Coffee Market Report October 13 2016
The summer rain season continues in Vietnam and with a wet weekend and through to the first half of next week being forecasted for the main central highlands coffee districts, while to the south in Ho Chi Minh city, there are flood warnings being announced. Thus with almost half the month past, it is becoming clear that the new crop harvest shall be delayed into the coming month. Albeit that given opportunities of dry days for drying, that there is already some light harvesting taking place.
This is further assisting to buoy internal market prices in Vietnam, which are seeing robusta coffee prices now registering their highest domestic currency value since May 2013. Somewhat heartening news for the Vietnamese robusta coffee farmers ahead of their new crop harvest, as with the potential for a smaller crop this year, they can gain reasonable overall value from the prices expected for their new crop coffees. One would think that with the knowledge of reduced competition over the next eight months in terms of global robusta coffee supply, that this internal market price resistance shall continue even when the new crop robusta coffees start to flow in volume and therefore, that there might not be intense price fixation selling pressure due for the London market during the last quarter of the year.

· · · · ·

### OBJECTIVE 1
Print, character for character, the part of the listing that opens with the line containing "highlight-item: • Drafting" and closes with the line containing "122, 768, 176]", including both of those lines.

· · · · ·

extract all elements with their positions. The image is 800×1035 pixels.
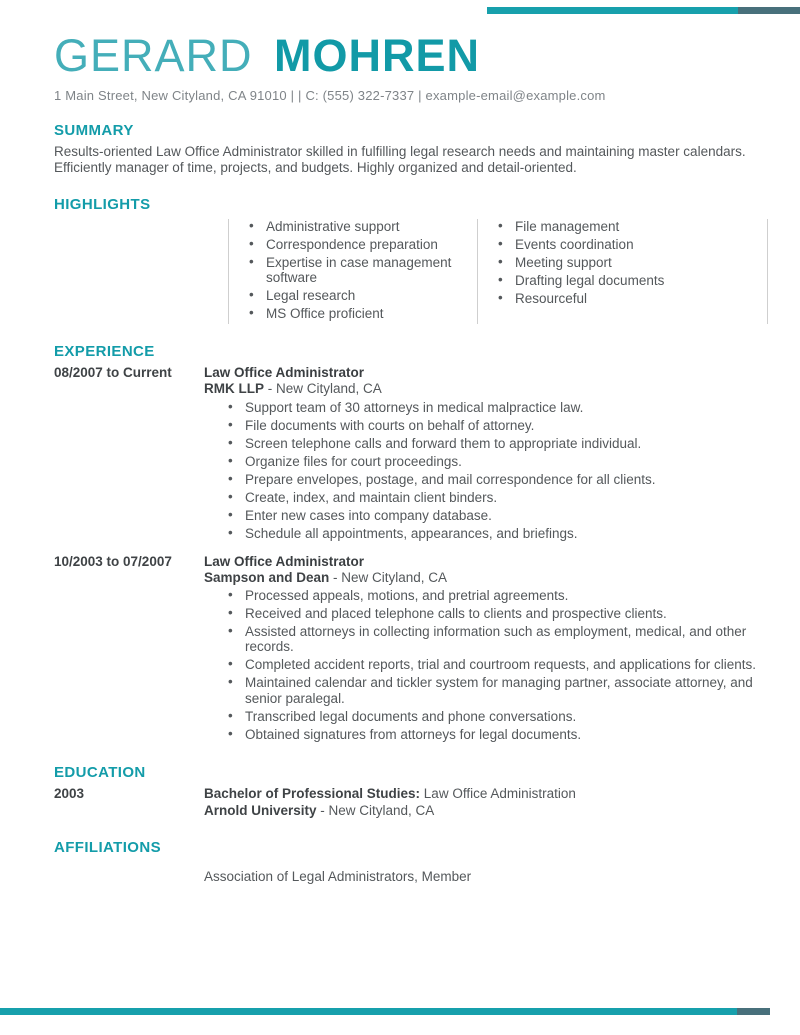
highlight-item: • Drafting legal documents	[496, 273, 767, 288]
job-bullet-list	[226, 588, 768, 742]
highlight-item: • Meeting support	[496, 255, 767, 270]
education-degree-field: Law Office Administration	[420, 785, 576, 801]
job-bullet: • Support team of 30 attorneys in medical malpractice law.	[226, 400, 768, 415]
highlight-item: • MS Office proficient	[247, 306, 477, 321]
summary-section	[54, 122, 768, 176]
bottom-accent-bar-dark	[737, 1008, 770, 1015]
highlights-section	[54, 196, 768, 325]
highlight-item: • Legal research	[247, 288, 477, 303]
highlight-item: • Events coordination	[496, 237, 767, 252]
top-accent-bar-dark	[738, 7, 800, 14]
job-bullet-list	[226, 400, 768, 542]
affiliations-section	[54, 839, 768, 884]
job-bullet: • Create, index, and maintain client binders.	[226, 490, 768, 505]
job-details	[204, 554, 768, 745]
job-entry	[54, 365, 768, 544]
job-bullet: • Completed accident reports, trial and courtroom requests, and applications for clients.	[226, 657, 768, 672]
job-bullet: • Schedule all appointments, appearances, and briefings.	[226, 526, 768, 541]
education-entry	[54, 786, 768, 820]
highlights-list-2	[496, 219, 767, 307]
highlights-column-1	[228, 219, 477, 325]
job-bullet: • Received and placed telephone calls to clients and prospective clients.	[226, 606, 768, 621]
job-bullet: • Enter new cases into company database.	[226, 508, 768, 523]
job-location: - New Cityland, CA	[329, 569, 448, 585]
bottom-accent-bar-teal	[0, 1008, 737, 1015]
job-details	[204, 365, 768, 544]
job-title: Law Office Administrator	[204, 365, 365, 381]
job-bullet: • Prepare envelopes, postage, and mail correspondence for all clients.	[226, 472, 768, 487]
highlights-column-2	[477, 219, 768, 325]
experience-section	[54, 343, 768, 745]
highlights-columns	[228, 219, 768, 325]
job-company-line	[204, 570, 768, 586]
job-location: - New Cityland, CA	[264, 381, 382, 397]
education-section	[54, 764, 768, 820]
job-company: Sampson and Dean	[204, 569, 330, 585]
experience-heading: EXPERIENCE	[54, 343, 155, 361]
job-bullet: • File documents with courts on behalf of attorney.	[226, 418, 768, 433]
summary-text: Results-oriented Law Office Administrator skilled in fulfilling legal research needs and maintaining master calendars. Efficiently manager of time, projects, and budgets. Highly organized and detail-oriented.	[54, 144, 746, 176]
job-bullet: • Transcribed legal documents and phone conversations.	[226, 709, 768, 724]
job-bullet: • Obtained signatures from attorneys for legal documents.	[226, 727, 768, 742]
education-school-location: - New Cityland, CA	[316, 802, 435, 818]
education-degree: Bachelor of Professional Studies:	[204, 785, 421, 801]
job-bullet: • Organize files for court proceedings.	[226, 454, 768, 469]
job-bullet: • Screen telephone calls and forward them to appropriate individual.	[226, 436, 768, 451]
job-title: Law Office Administrator	[204, 553, 365, 569]
education-degree-line	[204, 786, 768, 803]
highlights-list-1	[247, 219, 477, 322]
job-company: RMK LLP	[204, 381, 264, 397]
job-bullet: • Maintained calendar and tickler system for managing partner, associate attorney, and senior paralegal.	[226, 675, 768, 705]
job-dates: 10/2003 to 07/2007	[54, 553, 172, 569]
highlight-item: • Resourceful	[496, 291, 767, 306]
job-dates: 08/2007 to Current	[54, 365, 172, 381]
contact-line: 1 Main Street, New Cityland, CA 91010 | | C: (555) 322-7337 | example-email@example.com	[54, 88, 606, 104]
education-year: 2003	[54, 785, 85, 801]
highlight-item: • Correspondence preparation	[247, 237, 477, 252]
job-entry	[54, 554, 768, 745]
candidate-name	[54, 32, 768, 79]
highlight-item: • Expertise in case management software	[247, 255, 477, 285]
top-accent-bar-teal	[487, 7, 738, 14]
summary-heading: SUMMARY	[54, 122, 134, 140]
job-bullet: • Assisted attorneys in collecting information such as employment, medical, and other records.	[226, 624, 768, 654]
highlight-item: • File management	[496, 219, 767, 234]
candidate-last-name: MOHREN	[274, 30, 481, 81]
education-school: Arnold University	[204, 802, 317, 818]
job-company-line	[204, 381, 768, 397]
candidate-first-name: GERARD	[54, 30, 253, 81]
affiliations-heading: AFFILIATIONS	[54, 838, 162, 856]
affiliation-item: Association of Legal Administrators, Member	[204, 868, 472, 884]
education-details	[204, 786, 768, 820]
education-heading: EDUCATION	[54, 763, 146, 781]
job-bullet: • Processed appeals, motions, and pretrial agreements.	[226, 588, 768, 603]
highlight-item: • Administrative support	[247, 219, 477, 234]
education-school-line	[204, 803, 768, 820]
highlights-heading: HIGHLIGHTS	[54, 195, 151, 213]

· · · · ·

### OBJECTIVE 2
From the coffee market report, output the part that opens with the words "This is further" and closes with "of the year.", reproduced verbatim.

### TASK RESULT 1
highlight-item: • Drafting legal documents	[496, 273, 767, 288]
job-bullet-list	[226, 588, 768, 742]
highlight-item: • Meeting support	[496, 255, 767, 270]
education-degree-field: Law Office Administration	[420, 785, 576, 801]
job-bullet: • Support team of 30 attorneys in medical malpractice law.	[226, 400, 768, 415]
highlight-item: • MS Office proficient	[247, 306, 477, 321]
summary-section	[54, 122, 768, 176]

### TASK RESULT 2
This is further assisting to buoy internal market prices in Vietnam, which are seeing robusta coffee prices now registering their highest domestic currency value since May 2013. Somewhat heartening news for the Vietnamese robusta coffee farmers ahead of their new crop harvest, as with the potential for a smaller crop this year, they can gain reasonable overall value from the prices expected for their new crop coffees. One would think that with the knowledge of reduced competition over the next eight months in terms of global robusta coffee supply, that this internal market price resistance shall continue even when the new crop robusta coffees start to flow in volume and therefore, that there might not be intense price fixation selling pressure due for the London market during the last quarter of the year.